Records from a data collection
::::

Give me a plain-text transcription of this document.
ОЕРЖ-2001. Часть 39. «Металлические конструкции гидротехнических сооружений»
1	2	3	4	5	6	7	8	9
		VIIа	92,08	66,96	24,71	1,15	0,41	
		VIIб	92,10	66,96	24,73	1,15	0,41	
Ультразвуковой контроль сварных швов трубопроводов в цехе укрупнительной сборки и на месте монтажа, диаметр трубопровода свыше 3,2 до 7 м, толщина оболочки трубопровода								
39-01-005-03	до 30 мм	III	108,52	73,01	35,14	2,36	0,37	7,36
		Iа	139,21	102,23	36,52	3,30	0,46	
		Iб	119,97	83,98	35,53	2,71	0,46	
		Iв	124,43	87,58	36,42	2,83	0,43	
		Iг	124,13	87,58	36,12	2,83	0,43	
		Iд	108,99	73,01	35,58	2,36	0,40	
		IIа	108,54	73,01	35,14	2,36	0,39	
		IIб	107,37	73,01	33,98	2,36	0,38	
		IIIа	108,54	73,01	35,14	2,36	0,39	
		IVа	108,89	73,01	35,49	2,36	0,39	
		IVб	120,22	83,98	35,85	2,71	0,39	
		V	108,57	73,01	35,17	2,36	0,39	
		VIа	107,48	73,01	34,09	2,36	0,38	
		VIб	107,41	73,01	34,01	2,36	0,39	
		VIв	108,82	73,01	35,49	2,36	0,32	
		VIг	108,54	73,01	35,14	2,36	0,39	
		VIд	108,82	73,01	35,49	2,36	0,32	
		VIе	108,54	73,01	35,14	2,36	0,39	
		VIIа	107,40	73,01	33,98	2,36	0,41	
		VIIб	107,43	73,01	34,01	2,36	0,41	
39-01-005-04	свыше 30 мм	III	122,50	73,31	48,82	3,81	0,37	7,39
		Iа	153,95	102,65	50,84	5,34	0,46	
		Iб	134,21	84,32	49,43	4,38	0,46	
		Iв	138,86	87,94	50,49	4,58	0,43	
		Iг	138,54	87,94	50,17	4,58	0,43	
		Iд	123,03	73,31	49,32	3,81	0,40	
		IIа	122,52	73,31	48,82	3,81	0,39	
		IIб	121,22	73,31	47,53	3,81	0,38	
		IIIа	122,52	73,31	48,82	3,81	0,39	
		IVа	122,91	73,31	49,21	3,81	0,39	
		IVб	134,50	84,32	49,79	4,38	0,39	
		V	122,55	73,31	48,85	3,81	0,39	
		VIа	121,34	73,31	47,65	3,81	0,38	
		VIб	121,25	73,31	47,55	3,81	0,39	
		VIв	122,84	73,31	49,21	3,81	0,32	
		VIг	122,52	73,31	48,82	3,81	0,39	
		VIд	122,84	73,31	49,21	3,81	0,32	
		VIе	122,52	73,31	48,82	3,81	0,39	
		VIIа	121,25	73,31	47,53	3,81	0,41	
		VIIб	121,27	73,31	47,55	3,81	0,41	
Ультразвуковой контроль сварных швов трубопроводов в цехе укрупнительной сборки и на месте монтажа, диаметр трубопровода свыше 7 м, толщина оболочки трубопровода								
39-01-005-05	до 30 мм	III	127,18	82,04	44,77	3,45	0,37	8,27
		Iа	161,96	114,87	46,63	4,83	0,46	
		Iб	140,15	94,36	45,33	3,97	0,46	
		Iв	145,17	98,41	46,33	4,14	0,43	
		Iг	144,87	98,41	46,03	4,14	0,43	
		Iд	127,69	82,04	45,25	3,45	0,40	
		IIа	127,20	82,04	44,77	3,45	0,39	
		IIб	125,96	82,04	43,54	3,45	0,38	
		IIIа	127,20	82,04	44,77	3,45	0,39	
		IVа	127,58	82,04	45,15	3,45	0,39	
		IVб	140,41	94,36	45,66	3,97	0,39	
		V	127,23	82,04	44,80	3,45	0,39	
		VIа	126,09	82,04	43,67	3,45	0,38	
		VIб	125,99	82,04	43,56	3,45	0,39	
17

::::

#### Description of the task:
Filter the entries down to the lines containing "VIIа". Copy each of those lines.

#### Task result:
		VIIа	92,08	66,96	24,71	1,15	0,41	
		VIIа	107,40	73,01	33,98	2,36	0,41	
		VIIа	121,25	73,31	47,53	3,81	0,41	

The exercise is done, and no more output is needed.